YOUR GOAL - Identify every line in the records below that contains the word "ijtimoiy", and copy each of those lines.

(Data records)

(begin)

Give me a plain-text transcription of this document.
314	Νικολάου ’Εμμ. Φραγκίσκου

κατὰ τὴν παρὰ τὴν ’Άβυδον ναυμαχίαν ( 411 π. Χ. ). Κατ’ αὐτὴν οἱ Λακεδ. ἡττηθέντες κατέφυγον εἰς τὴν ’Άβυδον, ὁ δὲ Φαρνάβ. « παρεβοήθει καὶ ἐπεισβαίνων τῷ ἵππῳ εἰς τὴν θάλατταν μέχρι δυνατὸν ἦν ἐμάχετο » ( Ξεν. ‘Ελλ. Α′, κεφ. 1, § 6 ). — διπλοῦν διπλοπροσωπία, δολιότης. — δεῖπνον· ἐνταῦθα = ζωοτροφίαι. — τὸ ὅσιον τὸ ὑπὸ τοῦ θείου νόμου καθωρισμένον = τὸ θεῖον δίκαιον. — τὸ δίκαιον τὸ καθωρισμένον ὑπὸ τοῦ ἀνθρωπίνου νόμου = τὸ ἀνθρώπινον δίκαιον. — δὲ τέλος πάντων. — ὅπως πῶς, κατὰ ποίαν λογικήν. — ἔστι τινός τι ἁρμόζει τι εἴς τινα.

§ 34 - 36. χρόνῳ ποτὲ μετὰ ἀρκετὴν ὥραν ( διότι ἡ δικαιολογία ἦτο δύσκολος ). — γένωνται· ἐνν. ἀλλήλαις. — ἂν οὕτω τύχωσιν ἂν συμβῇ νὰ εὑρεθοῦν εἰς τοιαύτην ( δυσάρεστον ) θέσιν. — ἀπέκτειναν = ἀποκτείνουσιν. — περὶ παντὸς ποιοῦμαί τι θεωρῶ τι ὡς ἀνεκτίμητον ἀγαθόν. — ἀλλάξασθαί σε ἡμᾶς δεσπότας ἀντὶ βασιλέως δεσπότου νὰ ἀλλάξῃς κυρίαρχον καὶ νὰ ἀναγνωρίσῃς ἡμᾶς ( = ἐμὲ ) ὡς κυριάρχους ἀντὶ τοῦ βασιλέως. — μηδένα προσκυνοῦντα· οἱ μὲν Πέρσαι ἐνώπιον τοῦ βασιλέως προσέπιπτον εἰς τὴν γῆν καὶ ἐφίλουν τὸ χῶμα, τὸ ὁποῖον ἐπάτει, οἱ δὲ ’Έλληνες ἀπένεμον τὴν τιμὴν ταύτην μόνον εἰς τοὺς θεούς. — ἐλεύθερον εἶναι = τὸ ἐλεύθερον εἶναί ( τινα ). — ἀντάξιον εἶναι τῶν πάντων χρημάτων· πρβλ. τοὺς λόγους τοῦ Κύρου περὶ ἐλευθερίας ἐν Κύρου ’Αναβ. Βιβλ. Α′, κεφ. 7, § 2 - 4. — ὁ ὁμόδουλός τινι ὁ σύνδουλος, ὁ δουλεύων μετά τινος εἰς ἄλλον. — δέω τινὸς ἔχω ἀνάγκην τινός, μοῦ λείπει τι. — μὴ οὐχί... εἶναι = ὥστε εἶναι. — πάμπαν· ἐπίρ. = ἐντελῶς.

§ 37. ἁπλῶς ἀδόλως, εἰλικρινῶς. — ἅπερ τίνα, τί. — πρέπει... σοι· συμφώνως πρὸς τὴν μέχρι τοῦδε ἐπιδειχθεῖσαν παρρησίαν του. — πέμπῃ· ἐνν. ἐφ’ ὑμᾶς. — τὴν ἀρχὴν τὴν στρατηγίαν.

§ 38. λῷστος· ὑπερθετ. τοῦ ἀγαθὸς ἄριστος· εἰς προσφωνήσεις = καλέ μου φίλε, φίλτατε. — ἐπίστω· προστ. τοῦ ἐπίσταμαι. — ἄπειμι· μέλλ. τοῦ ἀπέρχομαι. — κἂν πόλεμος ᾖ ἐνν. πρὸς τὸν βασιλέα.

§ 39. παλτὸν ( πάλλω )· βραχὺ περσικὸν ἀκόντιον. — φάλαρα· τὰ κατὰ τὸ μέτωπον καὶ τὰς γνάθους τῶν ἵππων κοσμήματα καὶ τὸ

(end)
(begin)

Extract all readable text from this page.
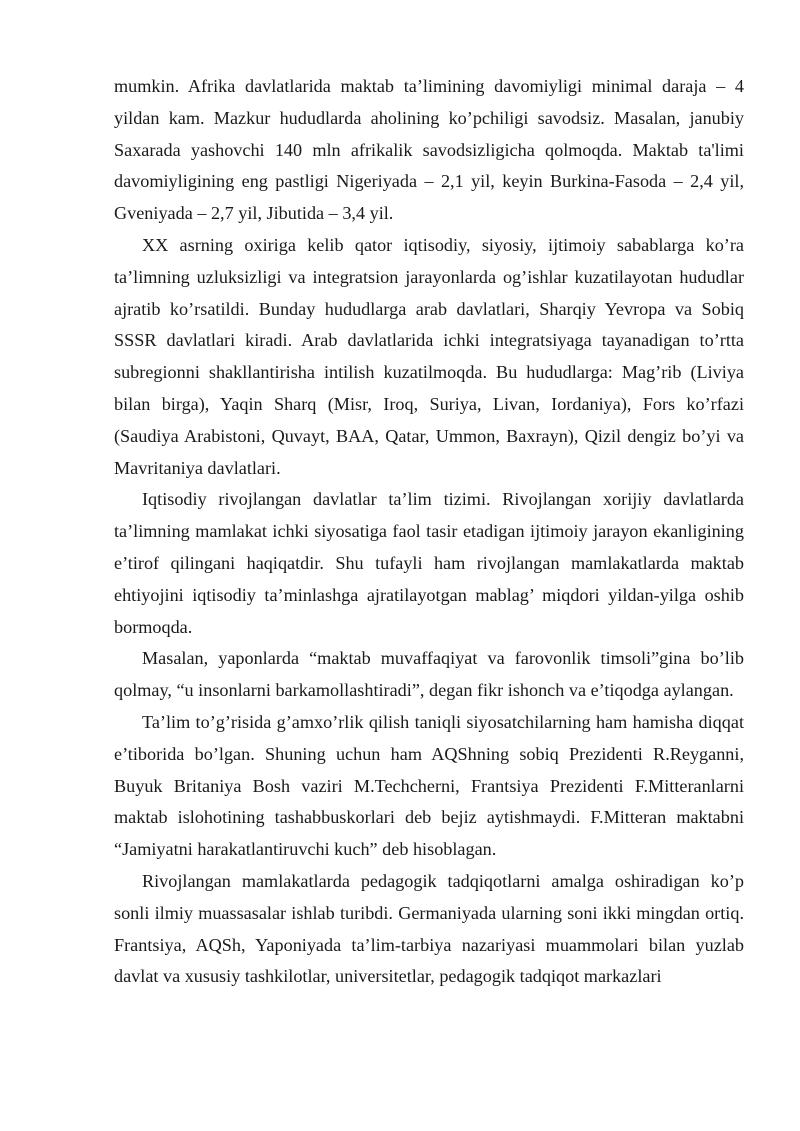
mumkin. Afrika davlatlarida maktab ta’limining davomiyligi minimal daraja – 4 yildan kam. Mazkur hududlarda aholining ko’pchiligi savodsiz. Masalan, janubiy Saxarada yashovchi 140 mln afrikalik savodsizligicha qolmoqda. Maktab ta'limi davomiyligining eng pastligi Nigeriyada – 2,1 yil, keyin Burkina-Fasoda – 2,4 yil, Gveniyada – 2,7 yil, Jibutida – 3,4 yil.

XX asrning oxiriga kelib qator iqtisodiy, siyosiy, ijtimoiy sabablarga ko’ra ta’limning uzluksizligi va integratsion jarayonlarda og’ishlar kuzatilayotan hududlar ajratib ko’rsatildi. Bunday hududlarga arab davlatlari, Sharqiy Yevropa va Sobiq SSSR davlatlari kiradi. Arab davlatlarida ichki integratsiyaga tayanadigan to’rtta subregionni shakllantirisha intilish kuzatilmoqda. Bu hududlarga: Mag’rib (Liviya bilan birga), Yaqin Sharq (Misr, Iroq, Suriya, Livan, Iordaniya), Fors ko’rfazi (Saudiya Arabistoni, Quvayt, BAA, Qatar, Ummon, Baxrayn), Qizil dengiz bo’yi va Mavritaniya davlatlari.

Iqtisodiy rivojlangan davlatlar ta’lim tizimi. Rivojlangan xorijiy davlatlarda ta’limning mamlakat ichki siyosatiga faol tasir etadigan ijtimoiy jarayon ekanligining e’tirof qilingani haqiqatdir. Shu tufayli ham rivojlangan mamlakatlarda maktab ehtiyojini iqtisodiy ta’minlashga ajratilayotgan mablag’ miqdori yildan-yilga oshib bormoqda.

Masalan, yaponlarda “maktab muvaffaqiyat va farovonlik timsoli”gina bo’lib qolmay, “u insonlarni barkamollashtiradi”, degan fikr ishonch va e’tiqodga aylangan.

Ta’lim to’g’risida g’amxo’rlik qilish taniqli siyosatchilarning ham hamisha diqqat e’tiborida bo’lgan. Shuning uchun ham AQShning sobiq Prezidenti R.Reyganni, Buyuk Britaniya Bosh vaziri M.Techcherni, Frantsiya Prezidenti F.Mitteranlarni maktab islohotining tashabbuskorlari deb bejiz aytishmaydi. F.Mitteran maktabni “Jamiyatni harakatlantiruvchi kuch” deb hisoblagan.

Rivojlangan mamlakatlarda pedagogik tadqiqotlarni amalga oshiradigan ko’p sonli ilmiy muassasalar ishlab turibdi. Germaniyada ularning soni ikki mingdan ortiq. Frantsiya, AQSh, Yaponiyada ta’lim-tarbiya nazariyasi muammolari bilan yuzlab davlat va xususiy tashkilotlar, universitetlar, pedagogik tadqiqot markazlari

(end)

THE OUTPUT -
XX asrning oxiriga kelib qator iqtisodiy, siyosiy, ijtimoiy sabablarga ko’ra ta’limning uzluksizligi va integratsion jarayonlarda og’ishlar kuzatilayotan hududlar ajratib ko’rsatildi. Bunday hududlarga arab davlatlari, Sharqiy Yevropa va Sobiq SSSR davlatlari kiradi. Arab davlatlarida ichki integratsiyaga tayanadigan to’rtta subregionni shakllantirisha intilish kuzatilmoqda. Bu hududlarga: Mag’rib (Liviya bilan birga), Yaqin Sharq (Misr, Iroq, Suriya, Livan, Iordaniya), Fors ko’rfazi (Saudiya Arabistoni, Quvayt, BAA, Qatar, Ummon, Baxrayn), Qizil dengiz bo’yi va Mavritaniya davlatlari.
Iqtisodiy rivojlangan davlatlar ta’lim tizimi. Rivojlangan xorijiy davlatlarda ta’limning mamlakat ichki siyosatiga faol tasir etadigan ijtimoiy jarayon ekanligining e’tirof qilingani haqiqatdir. Shu tufayli ham rivojlangan mamlakatlarda maktab ehtiyojini iqtisodiy ta’minlashga ajratilayotgan mablag’ miqdori yildan-yilga oshib bormoqda.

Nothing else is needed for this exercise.